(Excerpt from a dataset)
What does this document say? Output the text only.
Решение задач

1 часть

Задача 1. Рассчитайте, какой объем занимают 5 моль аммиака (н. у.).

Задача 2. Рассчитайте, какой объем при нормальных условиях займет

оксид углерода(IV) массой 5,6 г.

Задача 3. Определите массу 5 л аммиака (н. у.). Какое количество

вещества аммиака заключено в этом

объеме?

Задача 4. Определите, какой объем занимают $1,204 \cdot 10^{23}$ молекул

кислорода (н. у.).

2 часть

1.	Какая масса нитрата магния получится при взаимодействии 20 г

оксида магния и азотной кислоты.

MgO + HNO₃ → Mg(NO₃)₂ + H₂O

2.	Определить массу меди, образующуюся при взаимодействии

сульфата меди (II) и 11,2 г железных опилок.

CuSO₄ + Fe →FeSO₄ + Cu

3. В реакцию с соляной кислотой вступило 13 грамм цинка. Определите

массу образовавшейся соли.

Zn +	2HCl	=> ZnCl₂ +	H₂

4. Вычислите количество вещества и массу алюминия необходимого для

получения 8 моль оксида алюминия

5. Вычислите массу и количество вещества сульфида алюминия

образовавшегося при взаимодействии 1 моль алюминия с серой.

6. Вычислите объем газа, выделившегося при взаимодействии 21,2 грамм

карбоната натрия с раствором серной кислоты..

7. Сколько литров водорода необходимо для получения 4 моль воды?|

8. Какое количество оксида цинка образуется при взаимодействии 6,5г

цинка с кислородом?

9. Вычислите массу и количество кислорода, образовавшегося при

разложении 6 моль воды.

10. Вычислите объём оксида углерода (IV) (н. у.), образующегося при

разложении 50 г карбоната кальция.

**Required work**
Report the number of lines in the listing that include the string "карбоната"; give nothing but the number.

**Finished task**
2